DO THIS :: Report how many lines contain "JSON"; state the number and nothing else.

===== RECORD SET =====

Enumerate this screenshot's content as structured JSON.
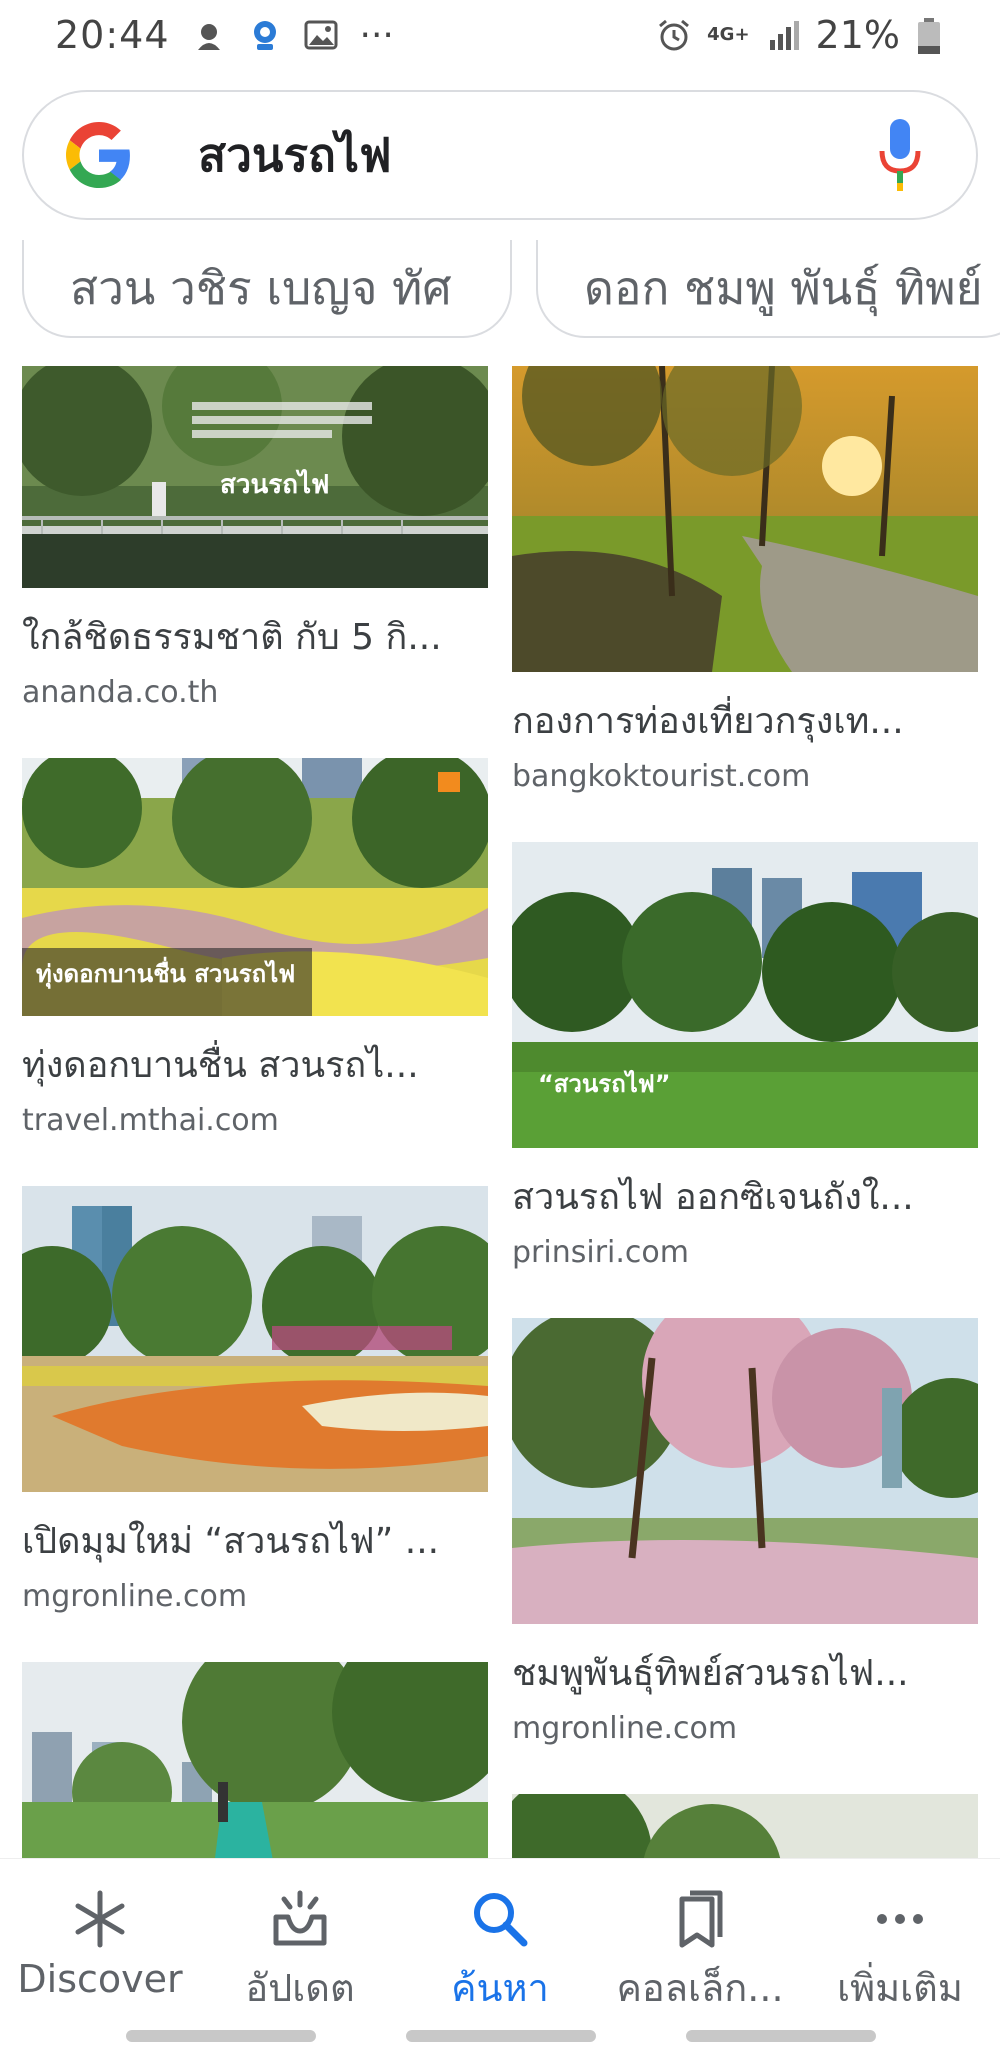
{
  "status_bar": {
    "time": "20:44",
    "network": "4G+",
    "battery": "21%",
    "more": "···"
  },
  "search": {
    "query": "สวนรถไฟ"
  },
  "chips": [
    {
      "label": "สวน วชิร เบญจ ทัศ"
    },
    {
      "label": "ดอก ชมพู พันธุ์ ทิพย์"
    }
  ],
  "results": {
    "left": [
      {
        "title": "ใกล้ชิดธรรมชาติ กับ 5 กิ...",
        "source": "ananda.co.th",
        "overlay": "สวนรถไฟ"
      },
      {
        "title": "ทุ่งดอกบานชื่น สวนรถไ...",
        "source": "travel.mthai.com",
        "overlay": "ทุ่งดอกบานชื่น สวนรถไฟ"
      },
      {
        "title": "เปิดมุมใหม่ “สวนรถไฟ” ...",
        "source": "mgronline.com"
      },
      {
        "title": "",
        "source": ""
      }
    ],
    "right": [
      {
        "title": "กองการท่องเที่ยวกรุงเท...",
        "source": "bangkoktourist.com"
      },
      {
        "title": "สวนรถไฟ ออกซิเจนถังใ...",
        "source": "prinsiri.com",
        "overlay": "“สวนรถไฟ”"
      },
      {
        "title": "ชมพูพันธุ์ทิพย์สวนรถไฟ...",
        "source": "mgronline.com"
      },
      {
        "title": "",
        "source": ""
      }
    ]
  },
  "bottom_nav": [
    {
      "label": "Discover",
      "icon": "asterisk-icon",
      "active": false
    },
    {
      "label": "อัปเดต",
      "icon": "updates-icon",
      "active": false
    },
    {
      "label": "ค้นหา",
      "icon": "search-icon",
      "active": true
    },
    {
      "label": "คอลเล็ก...",
      "icon": "collections-icon",
      "active": false
    },
    {
      "label": "เพิ่มเติม",
      "icon": "more-icon",
      "active": false
    }
  ],
  "colors": {
    "accent": "#1a73e8",
    "text": "#3c4043",
    "muted": "#5f6368",
    "border": "#dadce0"
  }
}
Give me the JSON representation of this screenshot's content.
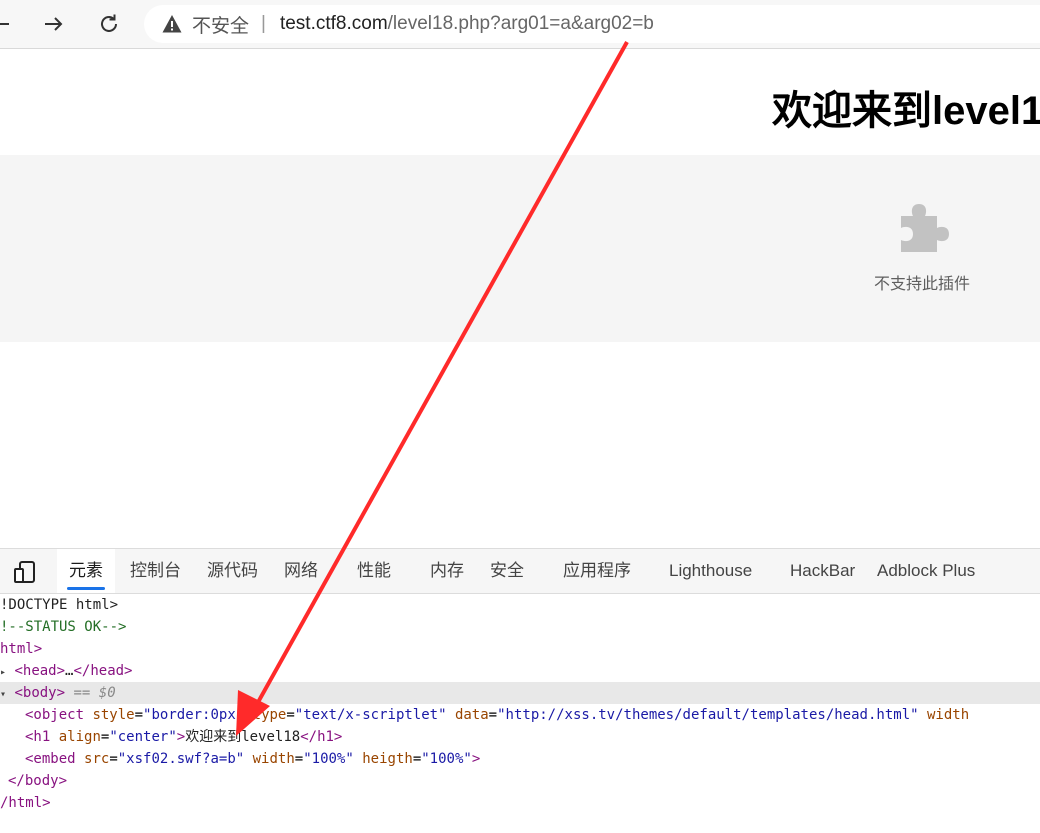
{
  "browser": {
    "insecure_label": "不安全",
    "separator": "|",
    "url_host": "test.ctf8.com",
    "url_path": "/level18.php?arg01=a&arg02=b"
  },
  "page": {
    "title": "欢迎来到level1",
    "plugin_message": "不支持此插件"
  },
  "devtools": {
    "tabs": [
      "元素",
      "控制台",
      "源代码",
      "网络",
      "性能",
      "内存",
      "安全",
      "应用程序",
      "Lighthouse",
      "HackBar",
      "Adblock Plus"
    ],
    "dom": {
      "doctype": "!DOCTYPE html>",
      "comment": "!--STATUS OK-->",
      "html_open": "html>",
      "head_open": "<head>",
      "head_ellipsis": "…",
      "head_close": "</head>",
      "body_open": "<body>",
      "body_selected_marker": "== $0",
      "object_tag": "<object",
      "object_attr1": "style",
      "object_val1": "\"border:0px\"",
      "object_attr2": "type",
      "object_val2": "\"text/x-scriptlet\"",
      "object_attr3": "data",
      "object_val3": "\"http://xss.tv/themes/default/templates/head.html\"",
      "object_attr4": "width",
      "h1_open": "<h1",
      "h1_attr": "align",
      "h1_val": "\"center\"",
      "h1_text": "欢迎来到level18",
      "h1_close": "</h1>",
      "embed_tag": "<embed",
      "embed_attr1": "src",
      "embed_val1": "\"xsf02.swf?a=b\"",
      "embed_attr2": "width",
      "embed_val2": "\"100%\"",
      "embed_attr3": "heigth",
      "embed_val3": "\"100%\"",
      "embed_close": ">",
      "body_close": "</body>",
      "html_close": "/html>"
    }
  },
  "colors": {
    "accent": "#1a73e8",
    "annotation": "#ff2a2a"
  }
}
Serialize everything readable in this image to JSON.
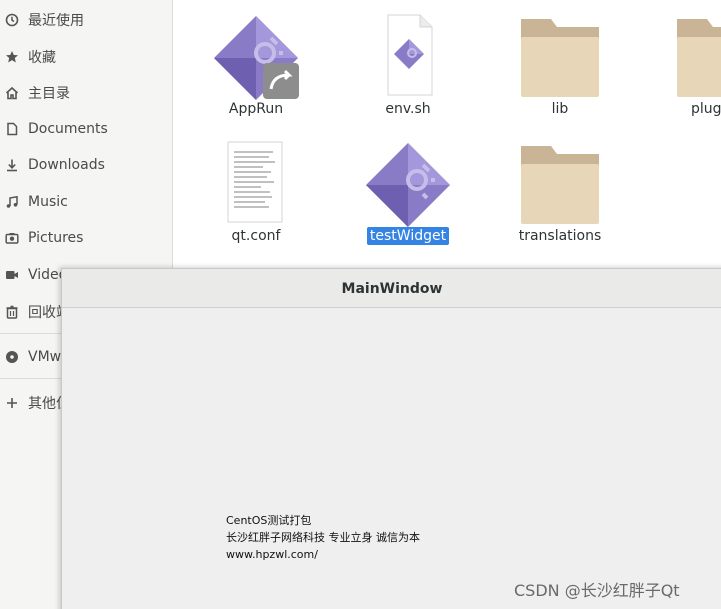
{
  "sidebar": {
    "items": [
      {
        "label": "最近使用",
        "icon": "clock-icon"
      },
      {
        "label": "收藏",
        "icon": "star-icon"
      },
      {
        "label": "主目录",
        "icon": "home-icon"
      },
      {
        "label": "Documents",
        "icon": "document-icon"
      },
      {
        "label": "Downloads",
        "icon": "download-icon"
      },
      {
        "label": "Music",
        "icon": "music-icon"
      },
      {
        "label": "Pictures",
        "icon": "camera-icon"
      },
      {
        "label": "Videos",
        "icon": "video-icon"
      },
      {
        "label": "回收站",
        "icon": "trash-icon"
      },
      {
        "label": "VMware Tools",
        "icon": "disc-icon"
      },
      {
        "label": "其他位置",
        "icon": "plus-icon"
      }
    ]
  },
  "files": [
    {
      "name": "AppRun",
      "icon": "qt-app-symlink-icon",
      "selected": false
    },
    {
      "name": "env.sh",
      "icon": "script-file-icon",
      "selected": false
    },
    {
      "name": "lib",
      "icon": "folder-icon",
      "selected": false
    },
    {
      "name": "plugins",
      "icon": "folder-icon",
      "selected": false
    },
    {
      "name": "qt.conf",
      "icon": "text-file-icon",
      "selected": false
    },
    {
      "name": "testWidget",
      "icon": "qt-app-icon",
      "selected": true
    },
    {
      "name": "translations",
      "icon": "folder-icon",
      "selected": false
    }
  ],
  "main_window": {
    "title": "MainWindow",
    "lines": [
      "CentOS测试打包",
      "长沙红胖子网络科技 专业立身 诚信为本",
      "www.hpzwl.com/"
    ]
  },
  "watermark": "CSDN @长沙红胖子Qt",
  "colors": {
    "selection": "#3584e4",
    "folder": "#e6d3b3",
    "qt_purple": "#8b7bc8"
  }
}
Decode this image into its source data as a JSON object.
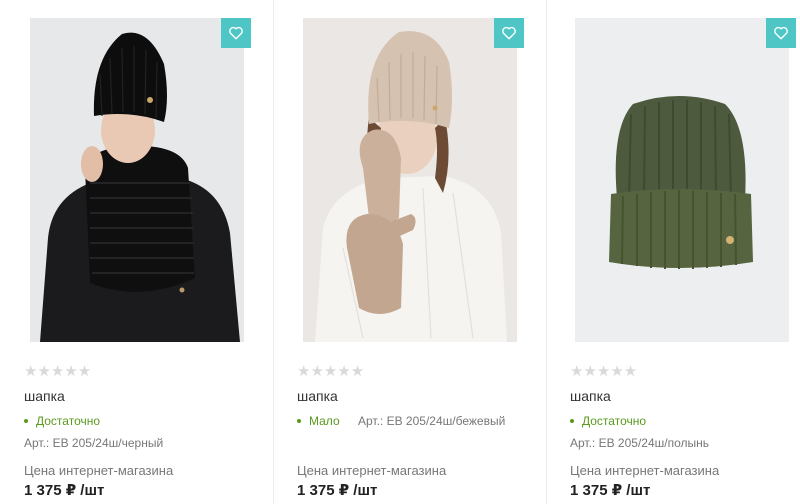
{
  "colors": {
    "accent": "#4fc6c6",
    "stock": "#5a9a1d",
    "star_empty": "#d9d9d9"
  },
  "products": [
    {
      "name": "шапка",
      "rating": 0,
      "stars": "★★★★★",
      "stock": "Достаточно",
      "article": "Арт.: EB 205/24ш/черный",
      "price_label": "Цена интернет-магазина",
      "price": "1 375 ₽ /шт",
      "favorite_icon": "heart-icon"
    },
    {
      "name": "шапка",
      "rating": 0,
      "stars": "★★★★★",
      "stock": "Мало",
      "article": "Арт.: EB 205/24ш/бежевый",
      "price_label": "Цена интернет-магазина",
      "price": "1 375 ₽ /шт",
      "favorite_icon": "heart-icon"
    },
    {
      "name": "шапка",
      "rating": 0,
      "stars": "★★★★★",
      "stock": "Достаточно",
      "article": "Арт.: EB 205/24ш/полынь",
      "price_label": "Цена интернет-магазина",
      "price": "1 375 ₽ /шт",
      "favorite_icon": "heart-icon"
    }
  ]
}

=====

FINAL RESULT :: 4